━━━━━ DATA TO PROCESS

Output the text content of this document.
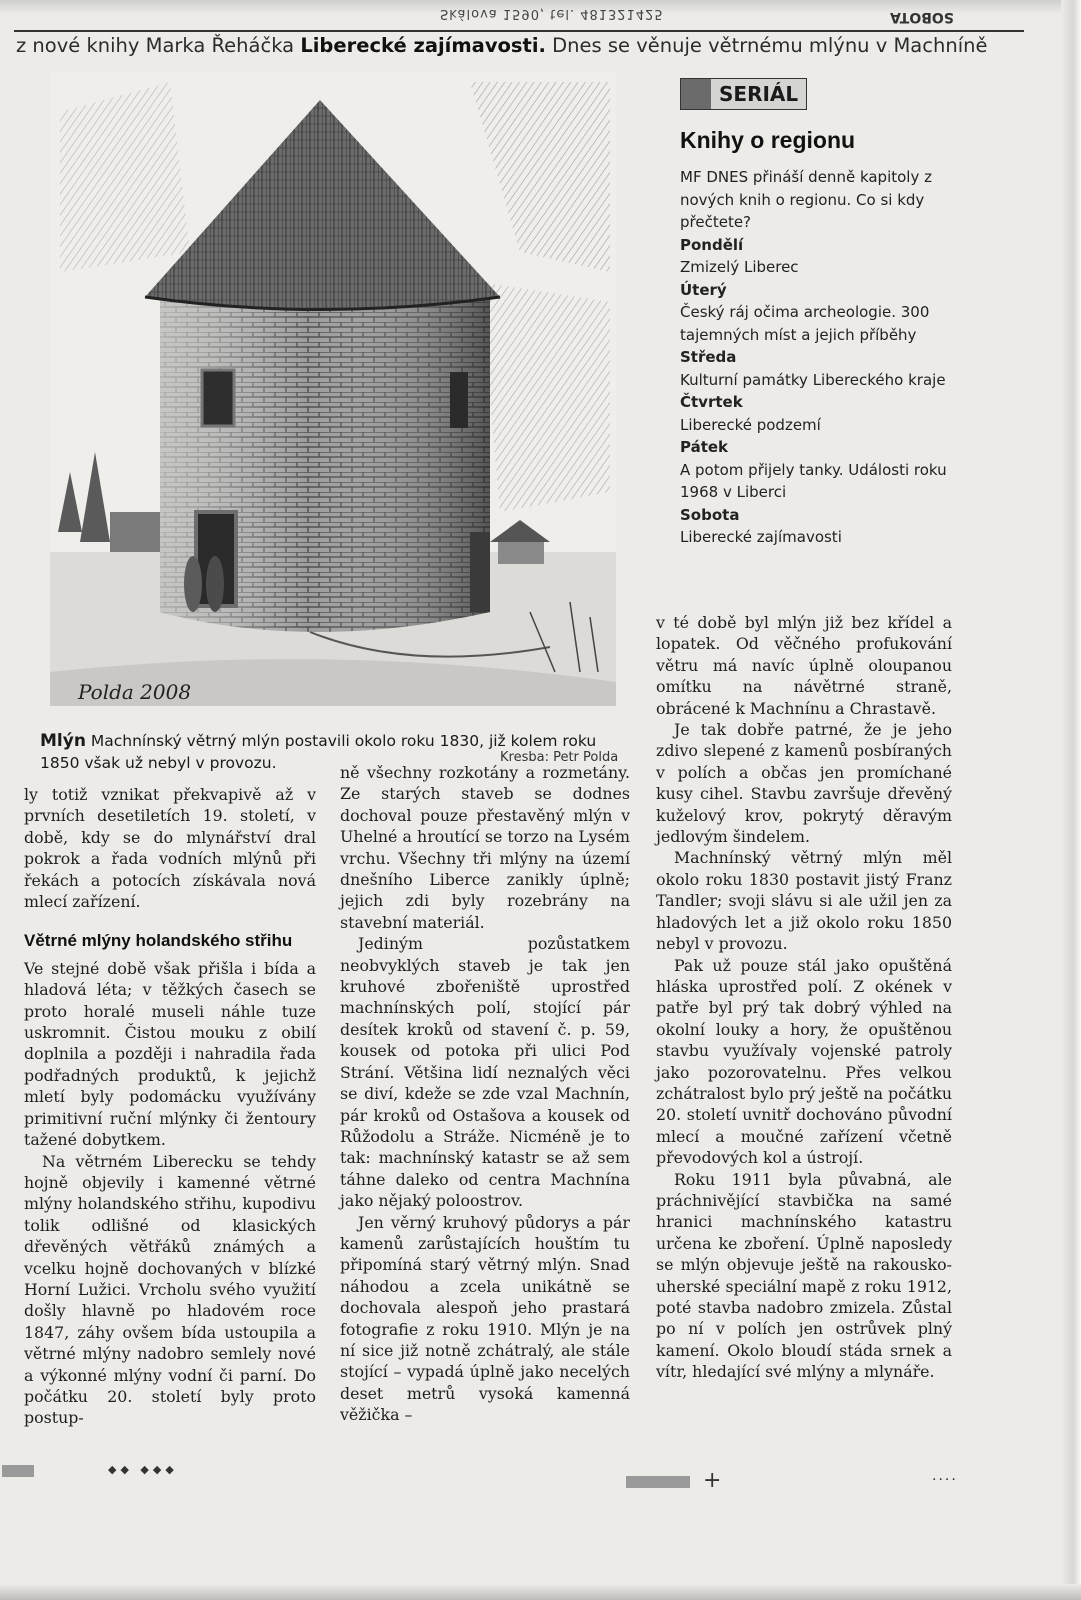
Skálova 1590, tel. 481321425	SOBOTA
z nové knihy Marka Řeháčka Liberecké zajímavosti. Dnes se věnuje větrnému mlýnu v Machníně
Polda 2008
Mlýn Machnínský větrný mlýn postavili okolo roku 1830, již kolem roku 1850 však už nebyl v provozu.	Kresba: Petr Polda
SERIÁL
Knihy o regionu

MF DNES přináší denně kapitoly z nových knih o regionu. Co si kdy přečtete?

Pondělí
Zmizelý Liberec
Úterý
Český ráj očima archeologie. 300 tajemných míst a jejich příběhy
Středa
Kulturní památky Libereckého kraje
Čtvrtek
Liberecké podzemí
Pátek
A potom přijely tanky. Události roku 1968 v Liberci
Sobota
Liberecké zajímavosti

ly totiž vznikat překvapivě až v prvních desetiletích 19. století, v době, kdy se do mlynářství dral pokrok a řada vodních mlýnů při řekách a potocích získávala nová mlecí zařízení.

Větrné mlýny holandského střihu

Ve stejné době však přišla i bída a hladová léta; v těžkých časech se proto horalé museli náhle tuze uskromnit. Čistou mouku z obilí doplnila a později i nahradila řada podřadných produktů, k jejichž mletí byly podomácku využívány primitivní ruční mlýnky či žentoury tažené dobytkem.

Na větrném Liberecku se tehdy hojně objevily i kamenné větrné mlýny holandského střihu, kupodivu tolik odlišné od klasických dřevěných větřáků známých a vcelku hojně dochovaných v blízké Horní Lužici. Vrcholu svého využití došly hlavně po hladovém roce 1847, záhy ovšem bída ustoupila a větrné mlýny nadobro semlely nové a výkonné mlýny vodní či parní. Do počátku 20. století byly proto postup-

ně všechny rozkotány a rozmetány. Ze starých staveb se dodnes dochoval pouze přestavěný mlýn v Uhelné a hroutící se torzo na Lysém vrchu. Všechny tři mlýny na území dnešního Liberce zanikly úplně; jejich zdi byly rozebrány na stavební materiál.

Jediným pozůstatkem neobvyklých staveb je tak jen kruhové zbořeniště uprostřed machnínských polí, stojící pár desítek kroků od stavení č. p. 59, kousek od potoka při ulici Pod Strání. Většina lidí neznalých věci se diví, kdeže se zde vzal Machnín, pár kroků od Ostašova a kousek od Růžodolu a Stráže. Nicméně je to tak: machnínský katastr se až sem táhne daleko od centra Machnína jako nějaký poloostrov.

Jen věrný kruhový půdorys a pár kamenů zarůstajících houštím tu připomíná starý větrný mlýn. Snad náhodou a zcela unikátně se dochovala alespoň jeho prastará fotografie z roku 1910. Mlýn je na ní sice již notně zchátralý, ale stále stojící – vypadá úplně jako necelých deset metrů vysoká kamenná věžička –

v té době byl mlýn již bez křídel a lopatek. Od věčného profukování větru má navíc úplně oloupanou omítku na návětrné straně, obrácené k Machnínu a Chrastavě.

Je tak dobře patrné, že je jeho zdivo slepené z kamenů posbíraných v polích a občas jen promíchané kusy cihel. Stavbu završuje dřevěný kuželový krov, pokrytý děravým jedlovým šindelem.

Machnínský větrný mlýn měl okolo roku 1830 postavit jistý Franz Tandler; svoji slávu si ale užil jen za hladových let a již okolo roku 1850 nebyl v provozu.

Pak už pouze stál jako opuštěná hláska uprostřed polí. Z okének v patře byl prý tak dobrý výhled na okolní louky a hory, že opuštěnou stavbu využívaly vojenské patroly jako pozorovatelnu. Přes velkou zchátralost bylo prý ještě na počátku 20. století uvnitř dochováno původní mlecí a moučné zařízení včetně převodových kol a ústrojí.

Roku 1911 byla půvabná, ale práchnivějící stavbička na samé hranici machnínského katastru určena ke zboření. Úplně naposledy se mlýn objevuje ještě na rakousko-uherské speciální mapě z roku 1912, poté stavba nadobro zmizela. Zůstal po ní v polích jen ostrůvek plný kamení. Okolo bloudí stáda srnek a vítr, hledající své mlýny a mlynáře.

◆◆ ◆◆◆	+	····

━━━━━━━━━━

◆ **TASK TO COMPLETE**: Repeat each record exactly as shown above, dropping all images.

◆ **REPLY TO THE TASK**:
Output the text content of this document.
Skálova 1590, tel. 481321425	SOBOTA
z nové knihy Marka Řeháčka Liberecké zajímavosti. Dnes se věnuje větrnému mlýnu v Machníně
Polda 2008
Mlýn Machnínský větrný mlýn postavili okolo roku 1830, již kolem roku 1850 však už nebyl v provozu.	Kresba: Petr Polda
SERIÁL
Knihy o regionu

MF DNES přináší denně kapitoly z nových knih o regionu. Co si kdy přečtete?

Pondělí
Zmizelý Liberec
Úterý
Český ráj očima archeologie. 300 tajemných míst a jejich příběhy
Středa
Kulturní památky Libereckého kraje
Čtvrtek
Liberecké podzemí
Pátek
A potom přijely tanky. Události roku 1968 v Liberci
Sobota
Liberecké zajímavosti

ly totiž vznikat překvapivě až v prvních desetiletích 19. století, v době, kdy se do mlynářství dral pokrok a řada vodních mlýnů při řekách a potocích získávala nová mlecí zařízení.

Větrné mlýny holandského střihu

Ve stejné době však přišla i bída a hladová léta; v těžkých časech se proto horalé museli náhle tuze uskromnit. Čistou mouku z obilí doplnila a později i nahradila řada podřadných produktů, k jejichž mletí byly podomácku využívány primitivní ruční mlýnky či žentoury tažené dobytkem.

Na větrném Liberecku se tehdy hojně objevily i kamenné větrné mlýny holandského střihu, kupodivu tolik odlišné od klasických dřevěných větřáků známých a vcelku hojně dochovaných v blízké Horní Lužici. Vrcholu svého využití došly hlavně po hladovém roce 1847, záhy ovšem bída ustoupila a větrné mlýny nadobro semlely nové a výkonné mlýny vodní či parní. Do počátku 20. století byly proto postup-

ně všechny rozkotány a rozmetány. Ze starých staveb se dodnes dochoval pouze přestavěný mlýn v Uhelné a hroutící se torzo na Lysém vrchu. Všechny tři mlýny na území dnešního Liberce zanikly úplně; jejich zdi byly rozebrány na stavební materiál.

Jediným pozůstatkem neobvyklých staveb je tak jen kruhové zbořeniště uprostřed machnínských polí, stojící pár desítek kroků od stavení č. p. 59, kousek od potoka při ulici Pod Strání. Většina lidí neznalých věci se diví, kdeže se zde vzal Machnín, pár kroků od Ostašova a kousek od Růžodolu a Stráže. Nicméně je to tak: machnínský katastr se až sem táhne daleko od centra Machnína jako nějaký poloostrov.

Jen věrný kruhový půdorys a pár kamenů zarůstajících houštím tu připomíná starý větrný mlýn. Snad náhodou a zcela unikátně se dochovala alespoň jeho prastará fotografie z roku 1910. Mlýn je na ní sice již notně zchátralý, ale stále stojící – vypadá úplně jako necelých deset metrů vysoká kamenná věžička –

v té době byl mlýn již bez křídel a lopatek. Od věčného profukování větru má navíc úplně oloupanou omítku na návětrné straně, obrácené k Machnínu a Chrastavě.

Je tak dobře patrné, že je jeho zdivo slepené z kamenů posbíraných v polích a občas jen promíchané kusy cihel. Stavbu završuje dřevěný kuželový krov, pokrytý děravým jedlovým šindelem.

Machnínský větrný mlýn měl okolo roku 1830 postavit jistý Franz Tandler; svoji slávu si ale užil jen za hladových let a již okolo roku 1850 nebyl v provozu.

Pak už pouze stál jako opuštěná hláska uprostřed polí. Z okének v patře byl prý tak dobrý výhled na okolní louky a hory, že opuštěnou stavbu využívaly vojenské patroly jako pozorovatelnu. Přes velkou zchátralost bylo prý ještě na počátku 20. století uvnitř dochováno původní mlecí a moučné zařízení včetně převodových kol a ústrojí.

Roku 1911 byla půvabná, ale práchnivějící stavbička na samé hranici machnínského katastru určena ke zboření. Úplně naposledy se mlýn objevuje ještě na rakousko-uherské speciální mapě z roku 1912, poté stavba nadobro zmizela. Zůstal po ní v polích jen ostrůvek plný kamení. Okolo bloudí stáda srnek a vítr, hledající své mlýny a mlynáře.

◆◆ ◆◆◆	+	····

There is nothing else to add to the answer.